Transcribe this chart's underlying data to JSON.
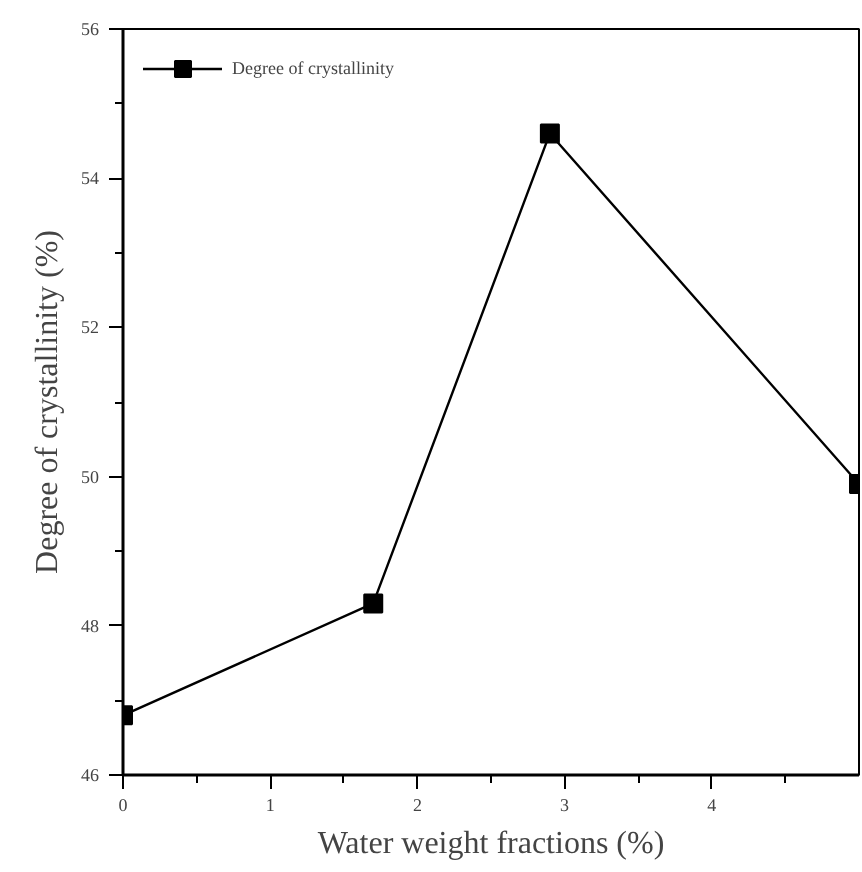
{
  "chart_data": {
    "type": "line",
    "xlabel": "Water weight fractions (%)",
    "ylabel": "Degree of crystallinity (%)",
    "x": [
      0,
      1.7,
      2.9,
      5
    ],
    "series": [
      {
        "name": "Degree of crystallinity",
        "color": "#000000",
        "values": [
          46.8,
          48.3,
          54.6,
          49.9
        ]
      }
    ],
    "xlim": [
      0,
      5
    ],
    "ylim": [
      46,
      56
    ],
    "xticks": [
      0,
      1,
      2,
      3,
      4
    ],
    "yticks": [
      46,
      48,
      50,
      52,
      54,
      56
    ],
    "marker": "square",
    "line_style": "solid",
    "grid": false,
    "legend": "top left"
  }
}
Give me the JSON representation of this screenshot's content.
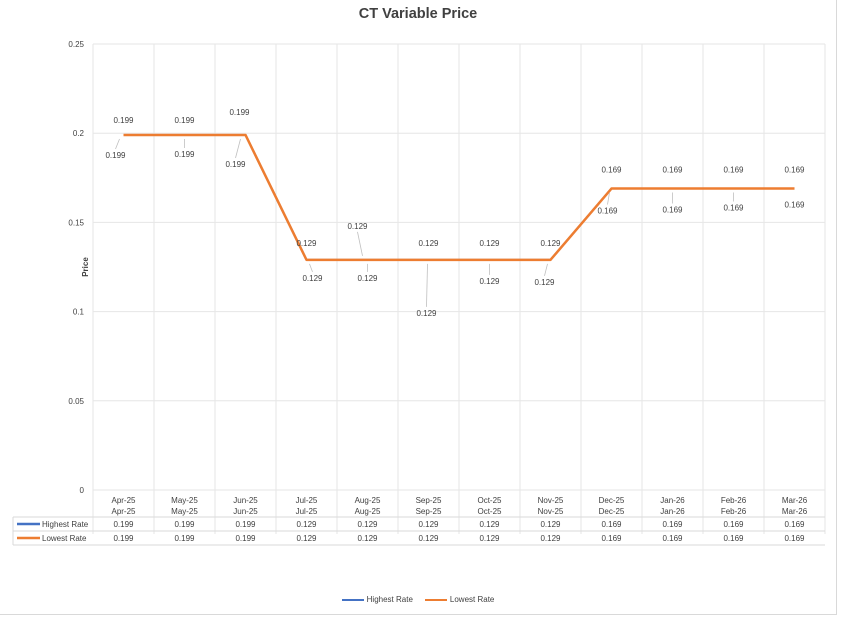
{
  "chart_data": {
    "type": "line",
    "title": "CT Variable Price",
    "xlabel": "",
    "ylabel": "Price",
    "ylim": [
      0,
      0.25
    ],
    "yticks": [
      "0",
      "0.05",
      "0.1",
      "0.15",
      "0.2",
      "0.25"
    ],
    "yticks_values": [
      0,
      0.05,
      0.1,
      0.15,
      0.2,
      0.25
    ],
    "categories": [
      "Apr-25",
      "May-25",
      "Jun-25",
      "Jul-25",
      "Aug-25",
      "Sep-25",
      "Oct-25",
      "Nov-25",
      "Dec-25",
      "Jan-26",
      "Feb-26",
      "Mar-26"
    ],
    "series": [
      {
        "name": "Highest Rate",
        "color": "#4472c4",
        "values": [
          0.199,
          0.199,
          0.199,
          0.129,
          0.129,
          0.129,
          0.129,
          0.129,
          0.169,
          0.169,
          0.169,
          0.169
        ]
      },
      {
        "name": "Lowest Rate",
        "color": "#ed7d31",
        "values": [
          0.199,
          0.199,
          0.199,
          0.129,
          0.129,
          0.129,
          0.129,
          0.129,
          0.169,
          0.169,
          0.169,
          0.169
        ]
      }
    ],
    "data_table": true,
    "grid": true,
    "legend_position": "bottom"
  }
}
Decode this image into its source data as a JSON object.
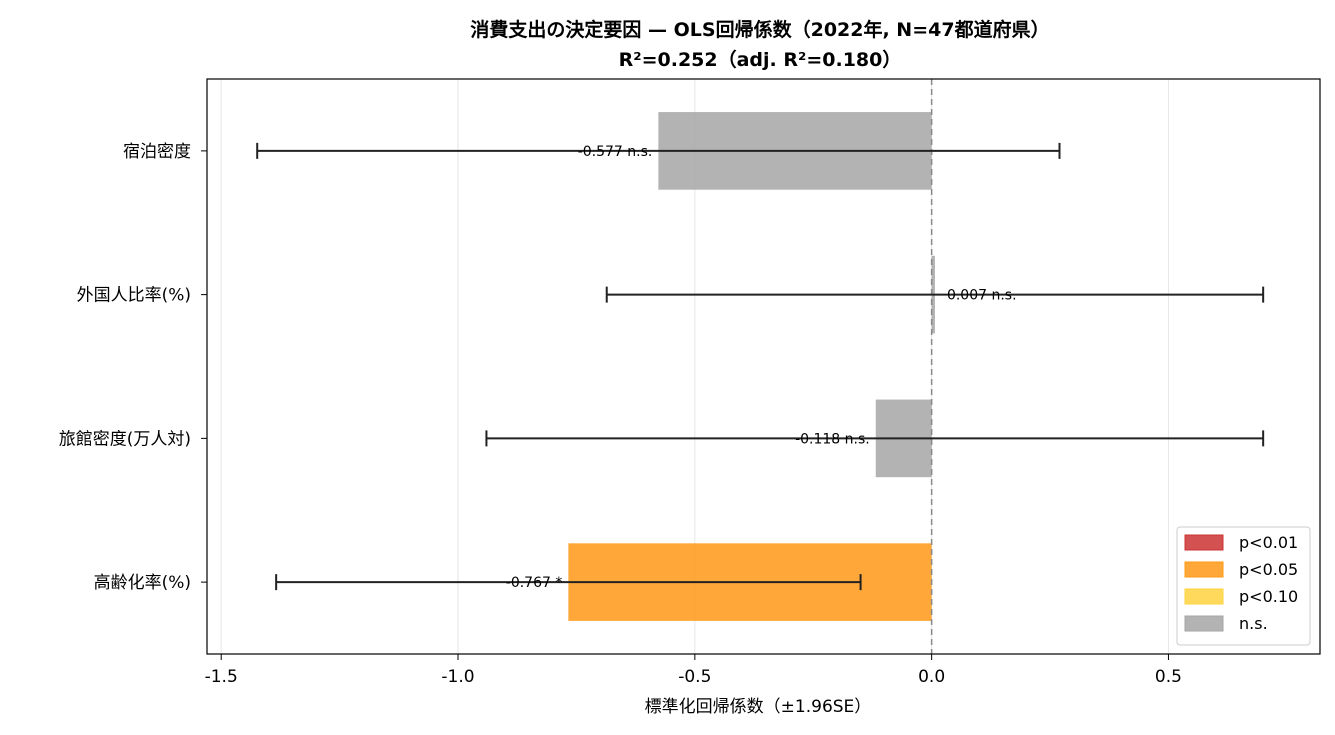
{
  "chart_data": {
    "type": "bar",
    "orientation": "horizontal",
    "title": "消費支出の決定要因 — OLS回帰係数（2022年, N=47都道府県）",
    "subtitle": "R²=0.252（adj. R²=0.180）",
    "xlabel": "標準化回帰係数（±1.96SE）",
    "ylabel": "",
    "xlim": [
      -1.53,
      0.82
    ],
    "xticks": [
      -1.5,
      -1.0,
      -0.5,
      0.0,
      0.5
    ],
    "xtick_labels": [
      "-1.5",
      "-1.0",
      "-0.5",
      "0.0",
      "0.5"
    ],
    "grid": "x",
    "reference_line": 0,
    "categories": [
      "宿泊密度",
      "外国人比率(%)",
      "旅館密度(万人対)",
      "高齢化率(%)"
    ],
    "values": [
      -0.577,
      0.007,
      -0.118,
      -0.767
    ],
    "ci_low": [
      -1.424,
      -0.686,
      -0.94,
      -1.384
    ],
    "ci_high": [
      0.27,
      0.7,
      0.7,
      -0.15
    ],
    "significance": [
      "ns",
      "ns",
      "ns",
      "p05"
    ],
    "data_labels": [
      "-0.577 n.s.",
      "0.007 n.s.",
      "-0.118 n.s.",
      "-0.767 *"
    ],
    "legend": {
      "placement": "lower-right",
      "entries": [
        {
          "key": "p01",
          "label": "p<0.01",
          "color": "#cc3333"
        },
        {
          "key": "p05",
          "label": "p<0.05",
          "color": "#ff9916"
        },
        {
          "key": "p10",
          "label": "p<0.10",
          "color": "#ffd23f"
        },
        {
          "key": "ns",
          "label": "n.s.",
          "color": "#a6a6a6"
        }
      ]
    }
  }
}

> **What you need to do**:
Copy the listing exactly. Any image in it stays out of the copy.

> **Correct result**:
Transcribe this chart's underlying data to JSON.
{
  "chart_data": {
    "type": "line",
    "xlabel": "Water weight fractions (%)",
    "ylabel": "Degree of crystallinity (%)",
    "x": [
      0,
      1.7,
      2.9,
      5
    ],
    "series": [
      {
        "name": "Degree of crystallinity",
        "color": "#000000",
        "values": [
          46.8,
          48.3,
          54.6,
          49.9
        ]
      }
    ],
    "xlim": [
      0,
      5
    ],
    "ylim": [
      46,
      56
    ],
    "xticks": [
      0,
      1,
      2,
      3,
      4
    ],
    "yticks": [
      46,
      48,
      50,
      52,
      54,
      56
    ],
    "marker": "square",
    "line_style": "solid",
    "grid": false,
    "legend": "top left"
  }
}
Give me the JSON representation of this screenshot's content.
{
  "chart_data": {
    "type": "line",
    "title": "CT Variable Price",
    "xlabel": "",
    "ylabel": "Price",
    "ylim": [
      0,
      0.25
    ],
    "yticks": [
      "0",
      "0.05",
      "0.1",
      "0.15",
      "0.2",
      "0.25"
    ],
    "yticks_values": [
      0,
      0.05,
      0.1,
      0.15,
      0.2,
      0.25
    ],
    "categories": [
      "Apr-25",
      "May-25",
      "Jun-25",
      "Jul-25",
      "Aug-25",
      "Sep-25",
      "Oct-25",
      "Nov-25",
      "Dec-25",
      "Jan-26",
      "Feb-26",
      "Mar-26"
    ],
    "series": [
      {
        "name": "Highest Rate",
        "color": "#4472c4",
        "values": [
          0.199,
          0.199,
          0.199,
          0.129,
          0.129,
          0.129,
          0.129,
          0.129,
          0.169,
          0.169,
          0.169,
          0.169
        ]
      },
      {
        "name": "Lowest Rate",
        "color": "#ed7d31",
        "values": [
          0.199,
          0.199,
          0.199,
          0.129,
          0.129,
          0.129,
          0.129,
          0.129,
          0.169,
          0.169,
          0.169,
          0.169
        ]
      }
    ],
    "data_table": true,
    "grid": true,
    "legend_position": "bottom"
  }
}
Decode this image into its source data as a JSON object.
{
  "chart_data": {
    "type": "bar",
    "orientation": "horizontal",
    "title": "消費支出の決定要因 — OLS回帰係数（2022年, N=47都道府県）",
    "subtitle": "R²=0.252（adj. R²=0.180）",
    "xlabel": "標準化回帰係数（±1.96SE）",
    "ylabel": "",
    "xlim": [
      -1.53,
      0.82
    ],
    "xticks": [
      -1.5,
      -1.0,
      -0.5,
      0.0,
      0.5
    ],
    "xtick_labels": [
      "-1.5",
      "-1.0",
      "-0.5",
      "0.0",
      "0.5"
    ],
    "grid": "x",
    "reference_line": 0,
    "categories": [
      "宿泊密度",
      "外国人比率(%)",
      "旅館密度(万人対)",
      "高齢化率(%)"
    ],
    "values": [
      -0.577,
      0.007,
      -0.118,
      -0.767
    ],
    "ci_low": [
      -1.424,
      -0.686,
      -0.94,
      -1.384
    ],
    "ci_high": [
      0.27,
      0.7,
      0.7,
      -0.15
    ],
    "significance": [
      "ns",
      "ns",
      "ns",
      "p05"
    ],
    "data_labels": [
      "-0.577 n.s.",
      "0.007 n.s.",
      "-0.118 n.s.",
      "-0.767 *"
    ],
    "legend": {
      "placement": "lower-right",
      "entries": [
        {
          "key": "p01",
          "label": "p<0.01",
          "color": "#cc3333"
        },
        {
          "key": "p05",
          "label": "p<0.05",
          "color": "#ff9916"
        },
        {
          "key": "p10",
          "label": "p<0.10",
          "color": "#ffd23f"
        },
        {
          "key": "ns",
          "label": "n.s.",
          "color": "#a6a6a6"
        }
      ]
    }
  }
}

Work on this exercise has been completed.